> [The exercise] Look for the string "Intensity" in every line, and copy each line that has it.

> [Stored records]
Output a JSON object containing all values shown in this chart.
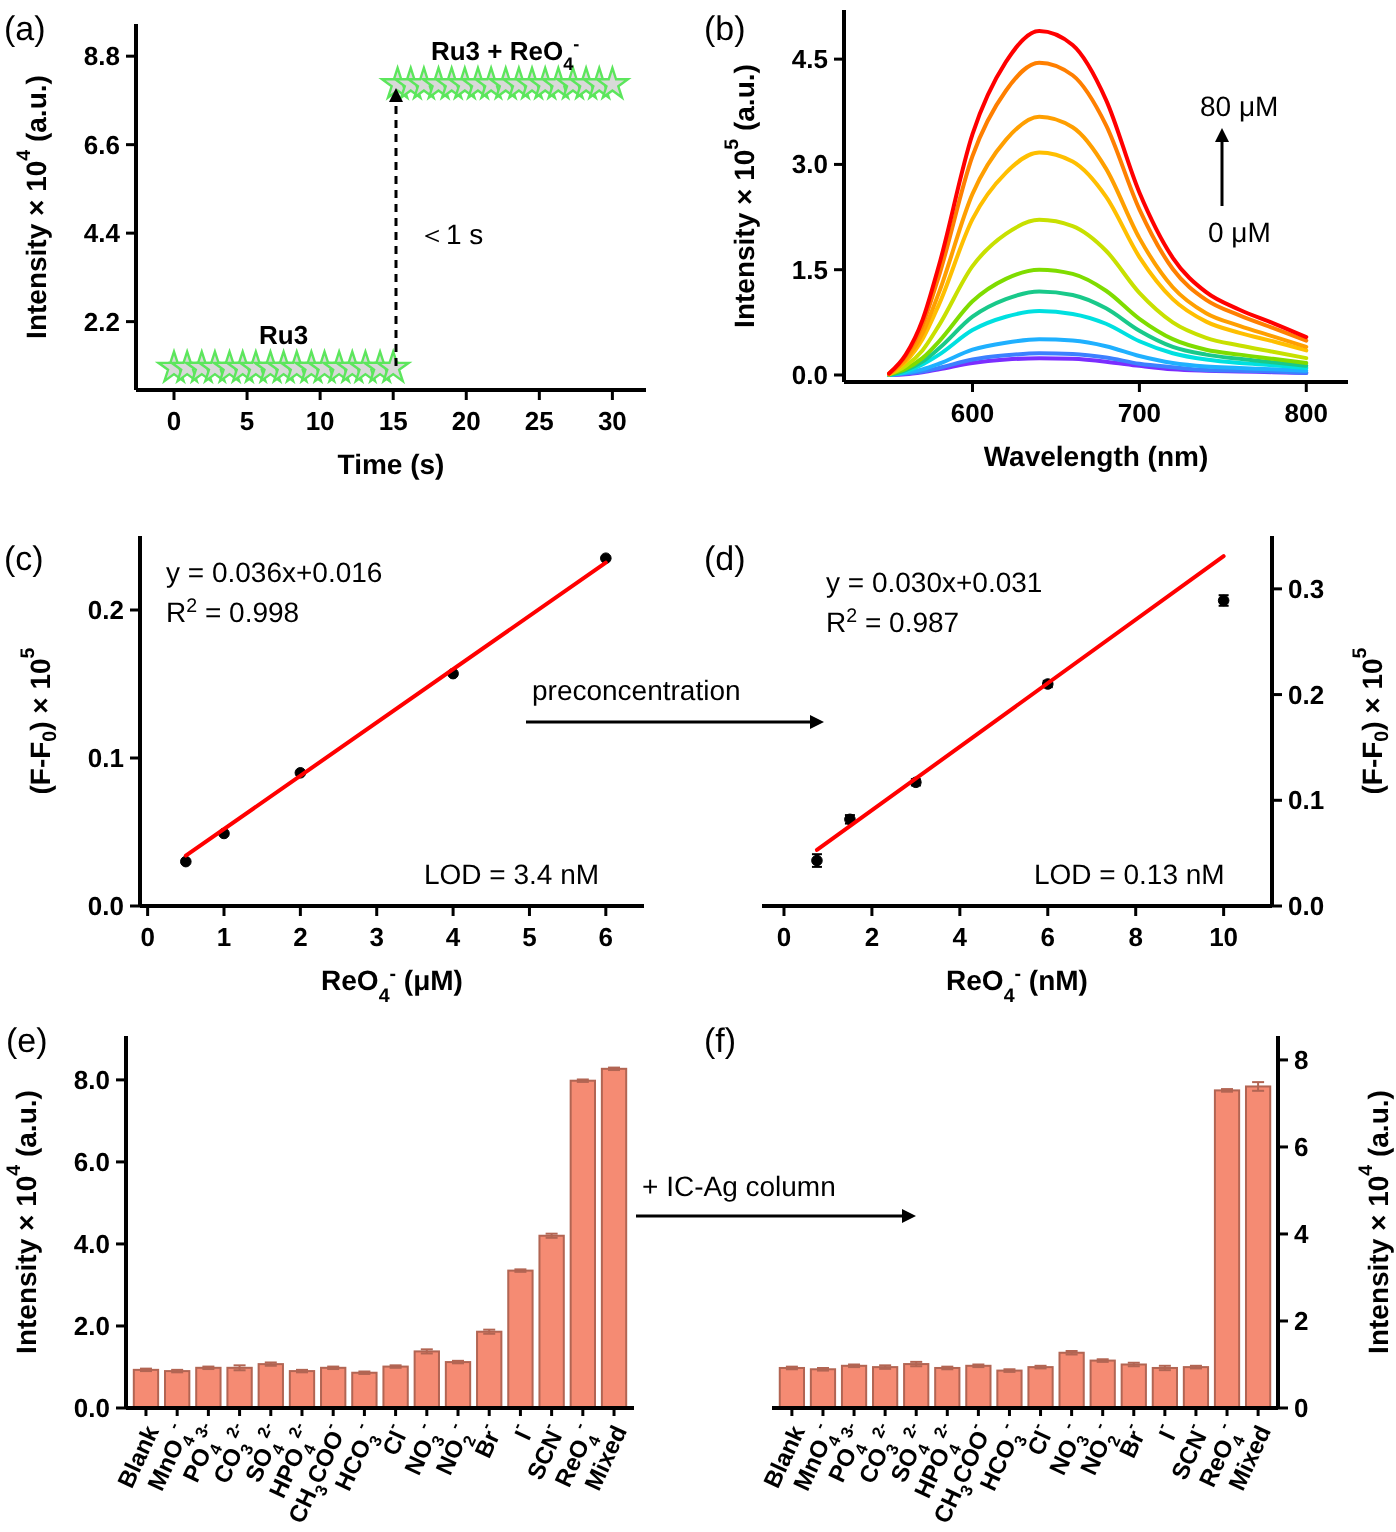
{
  "chart_data": [
    {
      "type": "scatter",
      "title": "(a)",
      "xlabel": "Time (s)",
      "ylabel": "Intensity × 10$^{4}$ (a.u.)",
      "xlim": [
        -2.6,
        32.3
      ],
      "xticks": [
        0,
        5,
        10,
        15,
        20,
        25,
        30
      ],
      "ylim": [
        0.5,
        9.6
      ],
      "yticks": [
        2.2,
        4.4,
        6.6,
        8.8
      ],
      "marker": "star",
      "series": [
        {
          "name": "Ru3",
          "color": "#5ce65c",
          "x": [
            0,
            0.9,
            1.9,
            2.8,
            3.8,
            4.7,
            5.6,
            6.6,
            7.5,
            8.4,
            9.4,
            10.3,
            11.3,
            12.2,
            13.1,
            14.1,
            15
          ],
          "values": [
            1.05,
            1.05,
            1.05,
            1.05,
            1.05,
            1.05,
            1.05,
            1.05,
            1.05,
            1.05,
            1.05,
            1.05,
            1.05,
            1.05,
            1.05,
            1.05,
            1.05
          ]
        },
        {
          "name": "Ru3 + ReO$_{4}$$^{-}$",
          "color": "#5ce65c",
          "x": [
            15.3,
            16.2,
            17.1,
            18.1,
            19,
            19.9,
            20.8,
            21.7,
            22.7,
            23.6,
            24.5,
            25.4,
            26.3,
            27.3,
            28.2,
            29.1,
            30
          ],
          "values": [
            8.1,
            8.1,
            8.1,
            8.1,
            8.1,
            8.1,
            8.1,
            8.1,
            8.1,
            8.1,
            8.1,
            8.1,
            8.1,
            8.1,
            8.1,
            8.1,
            8.1
          ]
        }
      ],
      "annotations": [
        "＜1 s"
      ]
    },
    {
      "type": "line",
      "title": "(b)",
      "xlabel": "Wavelength (nm)",
      "ylabel": "Intensity × 10$^{5}$ (a.u.)",
      "xlim": [
        523,
        825
      ],
      "xticks": [
        600,
        700,
        800
      ],
      "ylim": [
        -0.1,
        5.2
      ],
      "yticks": [
        {
          "value": 0,
          "label": "0.0"
        },
        {
          "value": 1.5,
          "label": "1.5"
        },
        {
          "value": 3,
          "label": "3.0"
        },
        {
          "value": 4.5,
          "label": "4.5"
        }
      ],
      "x": [
        550,
        560,
        570,
        580,
        600,
        620,
        640,
        660,
        680,
        700,
        720,
        740,
        760,
        780,
        800
      ],
      "series": [
        {
          "color": "#7b2dff",
          "values": [
            0,
            0.01,
            0.04,
            0.08,
            0.17,
            0.22,
            0.24,
            0.23,
            0.19,
            0.13,
            0.08,
            0.06,
            0.05,
            0.04,
            0.03
          ]
        },
        {
          "color": "#3c80ff",
          "values": [
            0,
            0.02,
            0.05,
            0.1,
            0.22,
            0.28,
            0.31,
            0.3,
            0.25,
            0.16,
            0.11,
            0.07,
            0.06,
            0.05,
            0.03
          ]
        },
        {
          "color": "#1fb0ff",
          "values": [
            0,
            0.03,
            0.08,
            0.16,
            0.36,
            0.46,
            0.51,
            0.49,
            0.41,
            0.27,
            0.17,
            0.12,
            0.1,
            0.08,
            0.06
          ]
        },
        {
          "color": "#00e0e0",
          "values": [
            0,
            0.05,
            0.15,
            0.29,
            0.64,
            0.83,
            0.91,
            0.87,
            0.73,
            0.48,
            0.31,
            0.22,
            0.17,
            0.14,
            0.1
          ]
        },
        {
          "color": "#19c98a",
          "values": [
            0,
            0.07,
            0.19,
            0.38,
            0.83,
            1.08,
            1.19,
            1.14,
            0.95,
            0.63,
            0.4,
            0.29,
            0.23,
            0.18,
            0.13
          ]
        },
        {
          "color": "#7fdc00",
          "values": [
            0.01,
            0.09,
            0.24,
            0.48,
            1.05,
            1.37,
            1.5,
            1.44,
            1.2,
            0.8,
            0.51,
            0.36,
            0.29,
            0.23,
            0.17
          ]
        },
        {
          "color": "#c8e000",
          "values": [
            0.01,
            0.13,
            0.35,
            0.71,
            1.55,
            2.01,
            2.21,
            2.12,
            1.77,
            1.17,
            0.75,
            0.53,
            0.42,
            0.33,
            0.24
          ]
        },
        {
          "color": "#ffbf00",
          "values": [
            0.01,
            0.19,
            0.51,
            1.01,
            2.22,
            2.88,
            3.17,
            3.04,
            2.54,
            1.68,
            1.08,
            0.76,
            0.6,
            0.48,
            0.35
          ]
        },
        {
          "color": "#ff9f00",
          "values": [
            0.01,
            0.22,
            0.59,
            1.18,
            2.58,
            3.35,
            3.68,
            3.53,
            2.94,
            1.95,
            1.25,
            0.88,
            0.7,
            0.55,
            0.4
          ]
        },
        {
          "color": "#ff7f00",
          "values": [
            0.02,
            0.27,
            0.71,
            1.42,
            3.12,
            4.05,
            4.45,
            4.27,
            3.56,
            2.36,
            1.51,
            1.07,
            0.85,
            0.67,
            0.49
          ]
        },
        {
          "color": "#ff0000",
          "values": [
            0.02,
            0.29,
            0.78,
            1.57,
            3.43,
            4.46,
            4.9,
            4.7,
            3.92,
            2.6,
            1.67,
            1.18,
            0.93,
            0.74,
            0.54
          ]
        }
      ],
      "annotations": [
        "80 μM",
        "0 μM"
      ]
    },
    {
      "type": "scatter",
      "title": "(c)",
      "xlabel": "ReO$_{4}$$^{-}$ (μM)",
      "ylabel": "(F-F$_{0}$) × 10$^{5}$",
      "xlim": [
        -0.1,
        6.5
      ],
      "xticks": [
        0,
        1,
        2,
        3,
        4,
        5,
        6
      ],
      "ylim": [
        0,
        0.25
      ],
      "yticks": [
        {
          "value": 0,
          "label": "0.0"
        },
        {
          "value": 0.1,
          "label": "0.1"
        },
        {
          "value": 0.2,
          "label": "0.2"
        }
      ],
      "series": [
        {
          "marker": "circle",
          "color": "#000000",
          "x": [
            0.5,
            1,
            2,
            4,
            6
          ],
          "values": [
            0.03,
            0.049,
            0.09,
            0.157,
            0.235
          ]
        },
        {
          "type": "line",
          "color": "#ff0000",
          "x": [
            0.5,
            6
          ],
          "values": [
            0.034,
            0.232
          ]
        }
      ],
      "annotations": [
        "y = 0.036x+0.016",
        "R$^{2}$ = 0.998",
        "LOD = 3.4 nM",
        "preconcentration"
      ]
    },
    {
      "type": "scatter",
      "title": "(d)",
      "xlabel": "ReO$_{4}$$^{-}$ (nM)",
      "y2label": "(F-F$_{0}$) × 10$^{5}$",
      "xlim": [
        -0.5,
        11.1
      ],
      "xticks": [
        0,
        2,
        4,
        6,
        8,
        10
      ],
      "y2lim": [
        0,
        0.35
      ],
      "y2ticks": [
        {
          "value": 0,
          "label": "0.0"
        },
        {
          "value": 0.1,
          "label": "0.1"
        },
        {
          "value": 0.2,
          "label": "0.2"
        },
        {
          "value": 0.3,
          "label": "0.3"
        }
      ],
      "series": [
        {
          "marker": "circle",
          "axis": "y2",
          "color": "#000000",
          "x": [
            0.75,
            1.5,
            3,
            6,
            10
          ],
          "values": [
            0.043,
            0.082,
            0.117,
            0.21,
            0.289
          ],
          "errors": [
            0.006,
            0.004,
            0.003,
            0.003,
            0.005
          ]
        },
        {
          "axis": "y2",
          "type": "line",
          "color": "#ff0000",
          "x": [
            0.75,
            10
          ],
          "values": [
            0.053,
            0.331
          ]
        }
      ],
      "annotations": [
        "y = 0.030x+0.031",
        "R$^{2}$ = 0.987",
        "LOD = 0.13 nM"
      ]
    },
    {
      "type": "bar",
      "title": "(e)",
      "ylabel": "Intensity × 10$^{4}$ (a.u.)",
      "ylim": [
        0,
        9.07
      ],
      "yticks": [
        {
          "value": 0,
          "label": "0.0"
        },
        {
          "value": 2,
          "label": "2.0"
        },
        {
          "value": 4,
          "label": "4.0"
        },
        {
          "value": 6,
          "label": "6.0"
        },
        {
          "value": 8,
          "label": "8.0"
        }
      ],
      "categories": [
        "Blank",
        "MnO$_{4}$$^{-}$",
        "PO$_{4}$$^{3-}$",
        "CO$_{3}$$^{2-}$",
        "SO$_{4}$$^{2-}$",
        "HPO$_{4}$$^{2-}$",
        "CH$_{3}$COO$^{-}$",
        "HCO$_{3}$$^{-}$",
        "Cl$^{-}$",
        "NO$_{3}$$^{-}$",
        "NO$_{2}$$^{-}$",
        "Br$^{-}$",
        "I$^{-}$",
        "SCN$^{-}$",
        "ReO$_{4}$$^{-}$",
        "Mixed"
      ],
      "series": [
        {
          "color": "#f58b73",
          "values": [
            0.93,
            0.9,
            0.98,
            0.98,
            1.07,
            0.9,
            0.98,
            0.86,
            1.01,
            1.38,
            1.12,
            1.86,
            3.35,
            4.2,
            7.98,
            8.27
          ],
          "errors": [
            0.03,
            0.03,
            0.03,
            0.06,
            0.04,
            0.03,
            0.03,
            0.03,
            0.03,
            0.05,
            0.03,
            0.05,
            0.03,
            0.05,
            0.03,
            0.03
          ]
        }
      ],
      "annotations": [
        "+ IC-Ag column"
      ]
    },
    {
      "type": "bar",
      "title": "(f)",
      "y2label": "Intensity × 10$^{4}$ (a.u.)",
      "y2lim": [
        0,
        8.55
      ],
      "y2ticks": [
        0,
        2,
        4,
        6,
        8
      ],
      "categories": [
        "Blank",
        "MnO$_{4}$$^{-}$",
        "PO$_{4}$$^{3-}$",
        "CO$_{3}$$^{2-}$",
        "SO$_{4}$$^{2-}$",
        "HPO$_{4}$$^{2-}$",
        "CH$_{3}$COO$^{-}$",
        "HCO$_{3}$$^{-}$",
        "Cl$^{-}$",
        "NO$_{3}$$^{-}$",
        "NO$_{2}$$^{-}$",
        "Br$^{-}$",
        "I$^{-}$",
        "SCN$^{-}$",
        "ReO$_{4}$$^{-}$",
        "Mixed"
      ],
      "series": [
        {
          "axis": "y2",
          "color": "#f58b73",
          "values": [
            0.92,
            0.89,
            0.97,
            0.94,
            1.01,
            0.92,
            0.97,
            0.86,
            0.94,
            1.27,
            1.09,
            1.0,
            0.92,
            0.94,
            7.3,
            7.39
          ],
          "errors": [
            0.03,
            0.03,
            0.03,
            0.04,
            0.05,
            0.03,
            0.03,
            0.03,
            0.03,
            0.04,
            0.03,
            0.04,
            0.05,
            0.03,
            0.03,
            0.1
          ]
        }
      ]
    }
  ]
}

> [Output for this exercise]
      "ylabel": "Intensity × 10$^{4}$ (a.u.)",
      "ylabel": "Intensity × 10$^{5}$ (a.u.)",
      "ylabel": "Intensity × 10$^{4}$ (a.u.)",
      "y2label": "Intensity × 10$^{4}$ (a.u.)",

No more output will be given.